▶ **To do**
Provide the records once more, identical to the original.

▶ **Information given**
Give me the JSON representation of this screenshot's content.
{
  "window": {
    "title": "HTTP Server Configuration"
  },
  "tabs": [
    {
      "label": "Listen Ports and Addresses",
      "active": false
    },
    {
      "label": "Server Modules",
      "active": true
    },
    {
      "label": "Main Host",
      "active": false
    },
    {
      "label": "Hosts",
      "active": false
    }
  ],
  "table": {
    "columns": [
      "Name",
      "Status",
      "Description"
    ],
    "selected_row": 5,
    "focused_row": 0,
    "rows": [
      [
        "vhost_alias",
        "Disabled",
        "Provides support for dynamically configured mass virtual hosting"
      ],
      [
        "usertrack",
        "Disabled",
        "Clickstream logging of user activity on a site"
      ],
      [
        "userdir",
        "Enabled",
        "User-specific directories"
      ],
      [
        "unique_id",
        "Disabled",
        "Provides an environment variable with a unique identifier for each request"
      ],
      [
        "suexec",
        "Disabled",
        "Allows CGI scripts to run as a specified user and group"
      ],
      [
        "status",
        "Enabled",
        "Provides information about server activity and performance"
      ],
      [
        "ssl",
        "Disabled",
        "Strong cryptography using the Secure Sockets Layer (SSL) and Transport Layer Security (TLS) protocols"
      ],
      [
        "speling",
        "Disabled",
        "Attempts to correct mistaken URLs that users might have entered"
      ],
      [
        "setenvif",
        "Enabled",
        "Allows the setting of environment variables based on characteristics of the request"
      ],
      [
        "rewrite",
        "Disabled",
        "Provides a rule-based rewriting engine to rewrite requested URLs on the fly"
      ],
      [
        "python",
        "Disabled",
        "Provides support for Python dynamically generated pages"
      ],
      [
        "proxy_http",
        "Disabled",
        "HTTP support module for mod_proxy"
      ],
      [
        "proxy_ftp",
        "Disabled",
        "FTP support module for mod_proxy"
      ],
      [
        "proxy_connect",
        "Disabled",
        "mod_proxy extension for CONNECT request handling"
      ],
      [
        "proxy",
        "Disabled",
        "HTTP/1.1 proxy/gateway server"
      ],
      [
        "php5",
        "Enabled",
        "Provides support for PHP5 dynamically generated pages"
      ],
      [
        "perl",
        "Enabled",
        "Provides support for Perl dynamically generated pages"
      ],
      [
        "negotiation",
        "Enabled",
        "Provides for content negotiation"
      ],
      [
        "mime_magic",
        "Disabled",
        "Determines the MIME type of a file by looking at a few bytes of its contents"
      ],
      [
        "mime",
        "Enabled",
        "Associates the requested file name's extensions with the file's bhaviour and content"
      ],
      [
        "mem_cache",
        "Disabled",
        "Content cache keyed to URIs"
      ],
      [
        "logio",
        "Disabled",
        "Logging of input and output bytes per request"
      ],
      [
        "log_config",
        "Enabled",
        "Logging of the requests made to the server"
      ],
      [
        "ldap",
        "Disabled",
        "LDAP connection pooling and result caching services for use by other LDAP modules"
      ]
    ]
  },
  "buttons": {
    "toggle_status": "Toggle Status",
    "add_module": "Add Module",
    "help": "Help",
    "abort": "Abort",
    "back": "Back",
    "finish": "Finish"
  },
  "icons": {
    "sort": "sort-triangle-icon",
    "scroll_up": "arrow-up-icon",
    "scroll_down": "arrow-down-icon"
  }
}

▶ **Reply**
Give me the JSON representation of this screenshot's content.
{
  "window": {
    "title": "HTTP Server Configuration"
  },
  "tabs": [
    {
      "label": "Listen Ports and Addresses",
      "active": false
    },
    {
      "label": "Server Modules",
      "active": true
    },
    {
      "label": "Main Host",
      "active": false
    },
    {
      "label": "Hosts",
      "active": false
    }
  ],
  "table": {
    "columns": [
      "Name",
      "Status",
      "Description"
    ],
    "selected_row": 5,
    "focused_row": 0,
    "rows": [
      [
        "vhost_alias",
        "Disabled",
        "Provides support for dynamically configured mass virtual hosting"
      ],
      [
        "usertrack",
        "Disabled",
        "Clickstream logging of user activity on a site"
      ],
      [
        "userdir",
        "Enabled",
        "User-specific directories"
      ],
      [
        "unique_id",
        "Disabled",
        "Provides an environment variable with a unique identifier for each request"
      ],
      [
        "suexec",
        "Disabled",
        "Allows CGI scripts to run as a specified user and group"
      ],
      [
        "status",
        "Enabled",
        "Provides information about server activity and performance"
      ],
      [
        "ssl",
        "Disabled",
        "Strong cryptography using the Secure Sockets Layer (SSL) and Transport Layer Security (TLS) protocols"
      ],
      [
        "speling",
        "Disabled",
        "Attempts to correct mistaken URLs that users might have entered"
      ],
      [
        "setenvif",
        "Enabled",
        "Allows the setting of environment variables based on characteristics of the request"
      ],
      [
        "rewrite",
        "Disabled",
        "Provides a rule-based rewriting engine to rewrite requested URLs on the fly"
      ],
      [
        "python",
        "Disabled",
        "Provides support for Python dynamically generated pages"
      ],
      [
        "proxy_http",
        "Disabled",
        "HTTP support module for mod_proxy"
      ],
      [
        "proxy_ftp",
        "Disabled",
        "FTP support module for mod_proxy"
      ],
      [
        "proxy_connect",
        "Disabled",
        "mod_proxy extension for CONNECT request handling"
      ],
      [
        "proxy",
        "Disabled",
        "HTTP/1.1 proxy/gateway server"
      ],
      [
        "php5",
        "Enabled",
        "Provides support for PHP5 dynamically generated pages"
      ],
      [
        "perl",
        "Enabled",
        "Provides support for Perl dynamically generated pages"
      ],
      [
        "negotiation",
        "Enabled",
        "Provides for content negotiation"
      ],
      [
        "mime_magic",
        "Disabled",
        "Determines the MIME type of a file by looking at a few bytes of its contents"
      ],
      [
        "mime",
        "Enabled",
        "Associates the requested file name's extensions with the file's bhaviour and content"
      ],
      [
        "mem_cache",
        "Disabled",
        "Content cache keyed to URIs"
      ],
      [
        "logio",
        "Disabled",
        "Logging of input and output bytes per request"
      ],
      [
        "log_config",
        "Enabled",
        "Logging of the requests made to the server"
      ],
      [
        "ldap",
        "Disabled",
        "LDAP connection pooling and result caching services for use by other LDAP modules"
      ]
    ]
  },
  "buttons": {
    "toggle_status": "Toggle Status",
    "add_module": "Add Module",
    "help": "Help",
    "abort": "Abort",
    "back": "Back",
    "finish": "Finish"
  },
  "icons": {
    "sort": "sort-triangle-icon",
    "scroll_up": "arrow-up-icon",
    "scroll_down": "arrow-down-icon"
  }
}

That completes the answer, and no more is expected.